= Exercise details =
Give every line from the entries that contains "value".

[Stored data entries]
· · ·

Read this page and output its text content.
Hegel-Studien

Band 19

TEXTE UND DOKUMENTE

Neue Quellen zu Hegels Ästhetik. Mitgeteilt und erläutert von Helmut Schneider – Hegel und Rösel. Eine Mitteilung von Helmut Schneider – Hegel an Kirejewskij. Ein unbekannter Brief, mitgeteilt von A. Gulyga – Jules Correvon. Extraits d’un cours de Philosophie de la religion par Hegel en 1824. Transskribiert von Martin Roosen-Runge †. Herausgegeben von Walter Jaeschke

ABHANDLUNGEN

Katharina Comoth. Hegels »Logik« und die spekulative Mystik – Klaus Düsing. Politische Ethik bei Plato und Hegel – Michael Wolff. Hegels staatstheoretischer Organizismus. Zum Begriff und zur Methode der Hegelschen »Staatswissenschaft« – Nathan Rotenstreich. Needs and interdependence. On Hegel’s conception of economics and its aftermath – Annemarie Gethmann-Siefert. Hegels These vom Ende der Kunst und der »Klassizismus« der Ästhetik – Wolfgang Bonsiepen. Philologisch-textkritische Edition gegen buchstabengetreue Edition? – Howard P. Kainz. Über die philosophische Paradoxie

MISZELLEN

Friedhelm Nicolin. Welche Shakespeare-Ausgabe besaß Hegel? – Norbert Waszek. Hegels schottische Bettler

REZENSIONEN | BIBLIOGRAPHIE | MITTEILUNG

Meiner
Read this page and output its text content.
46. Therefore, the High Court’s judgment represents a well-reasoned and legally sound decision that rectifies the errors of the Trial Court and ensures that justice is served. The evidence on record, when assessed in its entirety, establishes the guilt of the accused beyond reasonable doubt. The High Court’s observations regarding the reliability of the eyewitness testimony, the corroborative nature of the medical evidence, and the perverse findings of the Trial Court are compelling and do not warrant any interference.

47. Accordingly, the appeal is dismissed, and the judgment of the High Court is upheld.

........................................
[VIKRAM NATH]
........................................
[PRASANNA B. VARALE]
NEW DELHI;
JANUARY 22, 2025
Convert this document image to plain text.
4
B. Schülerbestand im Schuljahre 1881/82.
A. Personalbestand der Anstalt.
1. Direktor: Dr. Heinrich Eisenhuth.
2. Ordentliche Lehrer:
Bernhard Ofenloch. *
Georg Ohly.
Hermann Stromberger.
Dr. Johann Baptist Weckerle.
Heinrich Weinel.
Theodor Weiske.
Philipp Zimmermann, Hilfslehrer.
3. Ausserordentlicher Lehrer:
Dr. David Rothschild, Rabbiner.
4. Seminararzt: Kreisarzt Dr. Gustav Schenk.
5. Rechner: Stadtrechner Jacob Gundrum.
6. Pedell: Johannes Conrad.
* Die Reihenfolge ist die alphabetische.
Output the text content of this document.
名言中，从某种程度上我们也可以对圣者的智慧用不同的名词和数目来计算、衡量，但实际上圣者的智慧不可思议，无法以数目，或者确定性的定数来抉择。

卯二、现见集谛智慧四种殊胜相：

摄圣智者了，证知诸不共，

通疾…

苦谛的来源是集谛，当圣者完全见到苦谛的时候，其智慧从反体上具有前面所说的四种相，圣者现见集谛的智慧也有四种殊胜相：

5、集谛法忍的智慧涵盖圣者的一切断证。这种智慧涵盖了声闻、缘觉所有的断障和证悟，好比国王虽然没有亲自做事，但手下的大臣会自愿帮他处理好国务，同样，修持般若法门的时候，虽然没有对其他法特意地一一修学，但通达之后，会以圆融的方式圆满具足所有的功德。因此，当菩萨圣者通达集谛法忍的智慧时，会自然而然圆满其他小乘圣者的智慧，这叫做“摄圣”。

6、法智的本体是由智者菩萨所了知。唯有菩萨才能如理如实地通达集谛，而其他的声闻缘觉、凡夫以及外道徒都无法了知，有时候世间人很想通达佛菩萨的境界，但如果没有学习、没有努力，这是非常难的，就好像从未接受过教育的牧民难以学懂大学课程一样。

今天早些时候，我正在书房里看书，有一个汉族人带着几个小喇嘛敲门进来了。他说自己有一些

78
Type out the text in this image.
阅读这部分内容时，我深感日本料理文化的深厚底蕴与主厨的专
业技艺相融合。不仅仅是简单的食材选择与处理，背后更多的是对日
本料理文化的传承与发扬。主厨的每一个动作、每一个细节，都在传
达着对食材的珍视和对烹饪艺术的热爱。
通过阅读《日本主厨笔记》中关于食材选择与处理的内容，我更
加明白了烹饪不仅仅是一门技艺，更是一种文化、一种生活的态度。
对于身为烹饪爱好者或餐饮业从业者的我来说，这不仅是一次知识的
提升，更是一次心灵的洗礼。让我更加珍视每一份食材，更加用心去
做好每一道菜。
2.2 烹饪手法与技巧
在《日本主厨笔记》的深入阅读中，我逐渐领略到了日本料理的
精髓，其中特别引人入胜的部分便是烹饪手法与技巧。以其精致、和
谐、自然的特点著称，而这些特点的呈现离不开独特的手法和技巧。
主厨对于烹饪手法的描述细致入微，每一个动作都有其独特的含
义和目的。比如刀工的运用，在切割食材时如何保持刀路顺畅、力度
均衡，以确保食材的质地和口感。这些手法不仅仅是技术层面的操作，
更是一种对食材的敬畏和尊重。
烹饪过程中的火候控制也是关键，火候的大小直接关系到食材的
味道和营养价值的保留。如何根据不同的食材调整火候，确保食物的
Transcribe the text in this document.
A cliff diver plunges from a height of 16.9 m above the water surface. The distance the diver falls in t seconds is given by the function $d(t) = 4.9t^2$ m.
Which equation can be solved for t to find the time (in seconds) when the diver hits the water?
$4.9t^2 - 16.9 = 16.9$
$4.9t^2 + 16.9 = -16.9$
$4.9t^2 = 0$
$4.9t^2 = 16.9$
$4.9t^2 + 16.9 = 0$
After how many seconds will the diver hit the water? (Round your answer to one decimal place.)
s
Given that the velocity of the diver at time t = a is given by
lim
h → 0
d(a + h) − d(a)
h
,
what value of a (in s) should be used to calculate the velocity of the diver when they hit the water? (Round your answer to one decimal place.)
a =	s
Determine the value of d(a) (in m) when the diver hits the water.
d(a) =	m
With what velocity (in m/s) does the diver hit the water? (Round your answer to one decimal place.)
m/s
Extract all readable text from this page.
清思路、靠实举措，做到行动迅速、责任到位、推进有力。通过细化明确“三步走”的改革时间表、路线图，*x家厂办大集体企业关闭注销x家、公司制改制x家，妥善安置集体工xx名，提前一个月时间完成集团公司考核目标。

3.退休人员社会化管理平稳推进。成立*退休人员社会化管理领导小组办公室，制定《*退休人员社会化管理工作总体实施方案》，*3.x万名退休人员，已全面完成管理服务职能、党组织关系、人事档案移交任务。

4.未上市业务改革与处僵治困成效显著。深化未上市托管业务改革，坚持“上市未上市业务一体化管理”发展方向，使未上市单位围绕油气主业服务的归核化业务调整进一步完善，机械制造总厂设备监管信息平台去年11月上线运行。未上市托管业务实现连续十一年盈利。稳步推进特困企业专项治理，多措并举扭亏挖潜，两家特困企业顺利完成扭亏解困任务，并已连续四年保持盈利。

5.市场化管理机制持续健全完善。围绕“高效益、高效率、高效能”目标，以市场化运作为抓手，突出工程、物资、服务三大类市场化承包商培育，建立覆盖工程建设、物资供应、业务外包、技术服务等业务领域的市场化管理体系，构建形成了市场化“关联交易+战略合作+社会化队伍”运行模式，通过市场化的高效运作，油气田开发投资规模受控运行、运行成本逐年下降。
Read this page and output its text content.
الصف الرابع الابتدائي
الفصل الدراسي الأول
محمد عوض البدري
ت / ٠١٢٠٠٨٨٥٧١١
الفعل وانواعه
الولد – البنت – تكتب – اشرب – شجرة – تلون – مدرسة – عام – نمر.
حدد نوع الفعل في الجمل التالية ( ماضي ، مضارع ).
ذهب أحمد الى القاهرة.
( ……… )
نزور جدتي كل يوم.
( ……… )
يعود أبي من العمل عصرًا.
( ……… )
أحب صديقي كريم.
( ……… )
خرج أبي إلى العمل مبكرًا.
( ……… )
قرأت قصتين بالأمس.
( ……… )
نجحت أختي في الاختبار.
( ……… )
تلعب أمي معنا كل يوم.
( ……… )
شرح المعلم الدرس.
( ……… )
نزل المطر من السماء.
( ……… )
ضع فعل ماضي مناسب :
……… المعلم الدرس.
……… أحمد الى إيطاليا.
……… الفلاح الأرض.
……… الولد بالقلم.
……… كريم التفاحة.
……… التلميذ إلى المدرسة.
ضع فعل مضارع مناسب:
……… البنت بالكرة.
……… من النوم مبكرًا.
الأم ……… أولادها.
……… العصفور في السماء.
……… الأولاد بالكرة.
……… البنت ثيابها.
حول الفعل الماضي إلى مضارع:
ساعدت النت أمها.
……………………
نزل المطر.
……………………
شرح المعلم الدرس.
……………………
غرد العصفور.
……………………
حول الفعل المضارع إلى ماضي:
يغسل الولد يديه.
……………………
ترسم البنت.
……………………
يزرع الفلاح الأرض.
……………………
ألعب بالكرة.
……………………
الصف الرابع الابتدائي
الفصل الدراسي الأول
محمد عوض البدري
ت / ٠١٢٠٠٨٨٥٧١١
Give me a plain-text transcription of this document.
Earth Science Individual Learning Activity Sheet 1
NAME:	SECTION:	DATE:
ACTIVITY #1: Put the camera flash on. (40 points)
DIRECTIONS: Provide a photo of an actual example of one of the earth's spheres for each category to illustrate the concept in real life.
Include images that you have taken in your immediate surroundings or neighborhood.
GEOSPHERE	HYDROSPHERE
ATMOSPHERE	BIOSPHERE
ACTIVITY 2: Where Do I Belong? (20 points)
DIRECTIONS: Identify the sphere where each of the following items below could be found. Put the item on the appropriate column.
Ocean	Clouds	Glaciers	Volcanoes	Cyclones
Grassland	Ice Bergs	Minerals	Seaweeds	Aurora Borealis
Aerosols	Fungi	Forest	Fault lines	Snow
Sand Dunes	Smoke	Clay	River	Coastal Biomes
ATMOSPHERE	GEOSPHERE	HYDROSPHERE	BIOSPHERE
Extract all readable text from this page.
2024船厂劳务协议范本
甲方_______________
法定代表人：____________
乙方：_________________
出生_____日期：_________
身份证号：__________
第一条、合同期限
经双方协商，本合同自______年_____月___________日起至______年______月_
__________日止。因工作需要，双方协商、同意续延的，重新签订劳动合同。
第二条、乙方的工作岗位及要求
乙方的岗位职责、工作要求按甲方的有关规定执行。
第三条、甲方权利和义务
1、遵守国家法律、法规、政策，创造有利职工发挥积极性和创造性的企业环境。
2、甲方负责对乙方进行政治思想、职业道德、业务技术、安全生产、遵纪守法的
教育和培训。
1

· · ·

= The reply =
what value of a (in s) should be used to calculate the velocity of the diver when they hit the water? (Round your answer to one decimal place.)
Determine the value of d(a) (in m) when the diver hits the water.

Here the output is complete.